[Dataset listings of figures]
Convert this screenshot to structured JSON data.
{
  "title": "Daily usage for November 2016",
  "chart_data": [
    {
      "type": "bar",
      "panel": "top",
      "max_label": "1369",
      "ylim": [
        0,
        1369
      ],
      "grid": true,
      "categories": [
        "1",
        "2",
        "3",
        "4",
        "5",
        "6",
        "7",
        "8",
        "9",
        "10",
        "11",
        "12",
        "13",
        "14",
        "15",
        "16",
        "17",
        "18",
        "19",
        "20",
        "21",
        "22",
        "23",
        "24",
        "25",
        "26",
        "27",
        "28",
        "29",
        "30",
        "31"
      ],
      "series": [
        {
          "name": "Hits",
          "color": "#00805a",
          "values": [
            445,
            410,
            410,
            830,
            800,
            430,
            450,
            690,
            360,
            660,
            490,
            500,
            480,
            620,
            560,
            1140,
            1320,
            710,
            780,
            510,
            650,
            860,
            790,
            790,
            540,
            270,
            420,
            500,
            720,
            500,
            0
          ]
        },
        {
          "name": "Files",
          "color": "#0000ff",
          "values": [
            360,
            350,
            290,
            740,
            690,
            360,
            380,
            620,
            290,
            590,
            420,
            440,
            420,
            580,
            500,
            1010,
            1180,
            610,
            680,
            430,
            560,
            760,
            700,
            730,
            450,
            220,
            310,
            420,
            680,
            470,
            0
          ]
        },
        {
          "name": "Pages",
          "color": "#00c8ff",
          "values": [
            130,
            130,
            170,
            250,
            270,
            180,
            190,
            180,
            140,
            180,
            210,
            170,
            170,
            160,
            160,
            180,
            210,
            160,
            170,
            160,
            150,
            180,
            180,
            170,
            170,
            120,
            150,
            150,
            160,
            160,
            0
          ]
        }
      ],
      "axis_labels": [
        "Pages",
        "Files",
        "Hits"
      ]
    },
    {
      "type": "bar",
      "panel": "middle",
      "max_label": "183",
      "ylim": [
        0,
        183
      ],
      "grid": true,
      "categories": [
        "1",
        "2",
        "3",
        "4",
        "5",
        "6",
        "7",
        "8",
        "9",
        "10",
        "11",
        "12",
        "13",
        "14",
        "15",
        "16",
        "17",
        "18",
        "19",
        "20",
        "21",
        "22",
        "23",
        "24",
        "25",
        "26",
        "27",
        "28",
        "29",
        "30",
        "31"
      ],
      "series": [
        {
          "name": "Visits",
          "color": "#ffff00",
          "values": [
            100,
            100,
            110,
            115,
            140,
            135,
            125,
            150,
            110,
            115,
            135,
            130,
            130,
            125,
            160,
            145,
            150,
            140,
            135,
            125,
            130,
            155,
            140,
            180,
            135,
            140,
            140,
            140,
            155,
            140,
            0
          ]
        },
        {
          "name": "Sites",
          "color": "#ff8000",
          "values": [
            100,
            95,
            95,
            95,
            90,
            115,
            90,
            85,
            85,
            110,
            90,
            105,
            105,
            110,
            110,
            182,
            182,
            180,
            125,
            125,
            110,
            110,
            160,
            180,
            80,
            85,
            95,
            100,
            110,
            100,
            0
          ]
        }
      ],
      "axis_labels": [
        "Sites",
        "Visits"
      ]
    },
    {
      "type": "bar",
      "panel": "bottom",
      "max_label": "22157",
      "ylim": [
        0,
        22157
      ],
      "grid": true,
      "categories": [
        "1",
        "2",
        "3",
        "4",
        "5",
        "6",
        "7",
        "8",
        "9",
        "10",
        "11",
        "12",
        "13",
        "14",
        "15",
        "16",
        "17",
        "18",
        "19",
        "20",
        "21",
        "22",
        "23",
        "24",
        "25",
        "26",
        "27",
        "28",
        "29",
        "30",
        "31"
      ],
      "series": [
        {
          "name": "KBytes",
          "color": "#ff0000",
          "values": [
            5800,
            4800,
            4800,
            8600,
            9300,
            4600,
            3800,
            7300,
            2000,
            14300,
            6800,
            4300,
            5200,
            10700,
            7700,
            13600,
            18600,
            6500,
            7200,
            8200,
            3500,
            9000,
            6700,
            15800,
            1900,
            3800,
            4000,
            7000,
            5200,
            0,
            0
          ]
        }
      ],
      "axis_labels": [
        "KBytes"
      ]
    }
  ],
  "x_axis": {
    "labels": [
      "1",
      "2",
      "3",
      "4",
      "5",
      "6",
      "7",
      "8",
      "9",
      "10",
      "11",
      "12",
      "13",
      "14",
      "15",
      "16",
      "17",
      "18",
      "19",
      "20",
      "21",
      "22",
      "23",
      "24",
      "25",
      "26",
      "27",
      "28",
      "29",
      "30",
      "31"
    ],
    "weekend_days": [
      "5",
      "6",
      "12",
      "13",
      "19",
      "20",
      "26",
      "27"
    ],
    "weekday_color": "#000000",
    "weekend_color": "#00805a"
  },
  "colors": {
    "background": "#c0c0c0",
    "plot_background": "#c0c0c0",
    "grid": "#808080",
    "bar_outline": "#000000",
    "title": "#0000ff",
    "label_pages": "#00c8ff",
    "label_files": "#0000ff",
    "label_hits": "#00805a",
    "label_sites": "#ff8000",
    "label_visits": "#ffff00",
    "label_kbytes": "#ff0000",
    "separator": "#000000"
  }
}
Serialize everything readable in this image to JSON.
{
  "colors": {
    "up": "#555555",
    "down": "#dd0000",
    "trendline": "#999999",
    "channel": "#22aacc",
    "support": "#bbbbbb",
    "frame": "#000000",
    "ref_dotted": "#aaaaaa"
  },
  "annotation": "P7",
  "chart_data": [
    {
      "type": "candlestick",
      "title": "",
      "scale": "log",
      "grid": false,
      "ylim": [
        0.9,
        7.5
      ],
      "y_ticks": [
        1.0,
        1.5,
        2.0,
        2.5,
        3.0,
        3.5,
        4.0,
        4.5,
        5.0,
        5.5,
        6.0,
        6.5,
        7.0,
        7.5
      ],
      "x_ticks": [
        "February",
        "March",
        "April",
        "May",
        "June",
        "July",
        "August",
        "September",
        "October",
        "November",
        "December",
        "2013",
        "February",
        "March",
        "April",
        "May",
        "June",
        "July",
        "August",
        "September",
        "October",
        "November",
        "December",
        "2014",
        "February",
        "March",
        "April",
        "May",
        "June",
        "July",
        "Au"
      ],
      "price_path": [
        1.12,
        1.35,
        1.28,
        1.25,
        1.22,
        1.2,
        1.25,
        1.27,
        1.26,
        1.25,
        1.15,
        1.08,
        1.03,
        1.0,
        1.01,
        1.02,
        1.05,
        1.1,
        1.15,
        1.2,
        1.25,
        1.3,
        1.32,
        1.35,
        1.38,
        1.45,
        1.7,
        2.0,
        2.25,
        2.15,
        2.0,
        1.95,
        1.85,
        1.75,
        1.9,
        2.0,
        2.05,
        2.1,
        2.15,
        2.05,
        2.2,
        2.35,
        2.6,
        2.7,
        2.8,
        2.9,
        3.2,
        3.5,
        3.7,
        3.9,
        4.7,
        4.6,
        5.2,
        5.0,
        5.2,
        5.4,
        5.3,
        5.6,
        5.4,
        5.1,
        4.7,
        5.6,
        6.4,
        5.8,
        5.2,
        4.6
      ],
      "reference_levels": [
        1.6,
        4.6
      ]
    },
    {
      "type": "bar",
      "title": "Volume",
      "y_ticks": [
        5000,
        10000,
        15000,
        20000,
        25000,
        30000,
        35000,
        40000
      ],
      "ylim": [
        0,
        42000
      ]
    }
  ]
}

> [WHAT YOU ARE ASKED TO DO]:
Please output the complete data exactly.

> [SOLUTION]:
Convert this screenshot to structured JSON data.
{
  "title": "Daily usage for November 2016",
  "chart_data": [
    {
      "type": "bar",
      "panel": "top",
      "max_label": "1369",
      "ylim": [
        0,
        1369
      ],
      "grid": true,
      "categories": [
        "1",
        "2",
        "3",
        "4",
        "5",
        "6",
        "7",
        "8",
        "9",
        "10",
        "11",
        "12",
        "13",
        "14",
        "15",
        "16",
        "17",
        "18",
        "19",
        "20",
        "21",
        "22",
        "23",
        "24",
        "25",
        "26",
        "27",
        "28",
        "29",
        "30",
        "31"
      ],
      "series": [
        {
          "name": "Hits",
          "color": "#00805a",
          "values": [
            445,
            410,
            410,
            830,
            800,
            430,
            450,
            690,
            360,
            660,
            490,
            500,
            480,
            620,
            560,
            1140,
            1320,
            710,
            780,
            510,
            650,
            860,
            790,
            790,
            540,
            270,
            420,
            500,
            720,
            500,
            0
          ]
        },
        {
          "name": "Files",
          "color": "#0000ff",
          "values": [
            360,
            350,
            290,
            740,
            690,
            360,
            380,
            620,
            290,
            590,
            420,
            440,
            420,
            580,
            500,
            1010,
            1180,
            610,
            680,
            430,
            560,
            760,
            700,
            730,
            450,
            220,
            310,
            420,
            680,
            470,
            0
          ]
        },
        {
          "name": "Pages",
          "color": "#00c8ff",
          "values": [
            130,
            130,
            170,
            250,
            270,
            180,
            190,
            180,
            140,
            180,
            210,
            170,
            170,
            160,
            160,
            180,
            210,
            160,
            170,
            160,
            150,
            180,
            180,
            170,
            170,
            120,
            150,
            150,
            160,
            160,
            0
          ]
        }
      ],
      "axis_labels": [
        "Pages",
        "Files",
        "Hits"
      ]
    },
    {
      "type": "bar",
      "panel": "middle",
      "max_label": "183",
      "ylim": [
        0,
        183
      ],
      "grid": true,
      "categories": [
        "1",
        "2",
        "3",
        "4",
        "5",
        "6",
        "7",
        "8",
        "9",
        "10",
        "11",
        "12",
        "13",
        "14",
        "15",
        "16",
        "17",
        "18",
        "19",
        "20",
        "21",
        "22",
        "23",
        "24",
        "25",
        "26",
        "27",
        "28",
        "29",
        "30",
        "31"
      ],
      "series": [
        {
          "name": "Visits",
          "color": "#ffff00",
          "values": [
            100,
            100,
            110,
            115,
            140,
            135,
            125,
            150,
            110,
            115,
            135,
            130,
            130,
            125,
            160,
            145,
            150,
            140,
            135,
            125,
            130,
            155,
            140,
            180,
            135,
            140,
            140,
            140,
            155,
            140,
            0
          ]
        },
        {
          "name": "Sites",
          "color": "#ff8000",
          "values": [
            100,
            95,
            95,
            95,
            90,
            115,
            90,
            85,
            85,
            110,
            90,
            105,
            105,
            110,
            110,
            182,
            182,
            180,
            125,
            125,
            110,
            110,
            160,
            180,
            80,
            85,
            95,
            100,
            110,
            100,
            0
          ]
        }
      ],
      "axis_labels": [
        "Sites",
        "Visits"
      ]
    },
    {
      "type": "bar",
      "panel": "bottom",
      "max_label": "22157",
      "ylim": [
        0,
        22157
      ],
      "grid": true,
      "categories": [
        "1",
        "2",
        "3",
        "4",
        "5",
        "6",
        "7",
        "8",
        "9",
        "10",
        "11",
        "12",
        "13",
        "14",
        "15",
        "16",
        "17",
        "18",
        "19",
        "20",
        "21",
        "22",
        "23",
        "24",
        "25",
        "26",
        "27",
        "28",
        "29",
        "30",
        "31"
      ],
      "series": [
        {
          "name": "KBytes",
          "color": "#ff0000",
          "values": [
            5800,
            4800,
            4800,
            8600,
            9300,
            4600,
            3800,
            7300,
            2000,
            14300,
            6800,
            4300,
            5200,
            10700,
            7700,
            13600,
            18600,
            6500,
            7200,
            8200,
            3500,
            9000,
            6700,
            15800,
            1900,
            3800,
            4000,
            7000,
            5200,
            0,
            0
          ]
        }
      ],
      "axis_labels": [
        "KBytes"
      ]
    }
  ],
  "x_axis": {
    "labels": [
      "1",
      "2",
      "3",
      "4",
      "5",
      "6",
      "7",
      "8",
      "9",
      "10",
      "11",
      "12",
      "13",
      "14",
      "15",
      "16",
      "17",
      "18",
      "19",
      "20",
      "21",
      "22",
      "23",
      "24",
      "25",
      "26",
      "27",
      "28",
      "29",
      "30",
      "31"
    ],
    "weekend_days": [
      "5",
      "6",
      "12",
      "13",
      "19",
      "20",
      "26",
      "27"
    ],
    "weekday_color": "#000000",
    "weekend_color": "#00805a"
  },
  "colors": {
    "background": "#c0c0c0",
    "plot_background": "#c0c0c0",
    "grid": "#808080",
    "bar_outline": "#000000",
    "title": "#0000ff",
    "label_pages": "#00c8ff",
    "label_files": "#0000ff",
    "label_hits": "#00805a",
    "label_sites": "#ff8000",
    "label_visits": "#ffff00",
    "label_kbytes": "#ff0000",
    "separator": "#000000"
  }
}
Serialize everything readable in this image to JSON.
{
  "colors": {
    "up": "#555555",
    "down": "#dd0000",
    "trendline": "#999999",
    "channel": "#22aacc",
    "support": "#bbbbbb",
    "frame": "#000000",
    "ref_dotted": "#aaaaaa"
  },
  "annotation": "P7",
  "chart_data": [
    {
      "type": "candlestick",
      "title": "",
      "scale": "log",
      "grid": false,
      "ylim": [
        0.9,
        7.5
      ],
      "y_ticks": [
        1.0,
        1.5,
        2.0,
        2.5,
        3.0,
        3.5,
        4.0,
        4.5,
        5.0,
        5.5,
        6.0,
        6.5,
        7.0,
        7.5
      ],
      "x_ticks": [
        "February",
        "March",
        "April",
        "May",
        "June",
        "July",
        "August",
        "September",
        "October",
        "November",
        "December",
        "2013",
        "February",
        "March",
        "April",
        "May",
        "June",
        "July",
        "August",
        "September",
        "October",
        "November",
        "December",
        "2014",
        "February",
        "March",
        "April",
        "May",
        "June",
        "July",
        "Au"
      ],
      "price_path": [
        1.12,
        1.35,
        1.28,
        1.25,
        1.22,
        1.2,
        1.25,
        1.27,
        1.26,
        1.25,
        1.15,
        1.08,
        1.03,
        1.0,
        1.01,
        1.02,
        1.05,
        1.1,
        1.15,
        1.2,
        1.25,
        1.3,
        1.32,
        1.35,
        1.38,
        1.45,
        1.7,
        2.0,
        2.25,
        2.15,
        2.0,
        1.95,
        1.85,
        1.75,
        1.9,
        2.0,
        2.05,
        2.1,
        2.15,
        2.05,
        2.2,
        2.35,
        2.6,
        2.7,
        2.8,
        2.9,
        3.2,
        3.5,
        3.7,
        3.9,
        4.7,
        4.6,
        5.2,
        5.0,
        5.2,
        5.4,
        5.3,
        5.6,
        5.4,
        5.1,
        4.7,
        5.6,
        6.4,
        5.8,
        5.2,
        4.6
      ],
      "reference_levels": [
        1.6,
        4.6
      ]
    },
    {
      "type": "bar",
      "title": "Volume",
      "y_ticks": [
        5000,
        10000,
        15000,
        20000,
        25000,
        30000,
        35000,
        40000
      ],
      "ylim": [
        0,
        42000
      ]
    }
  ]
}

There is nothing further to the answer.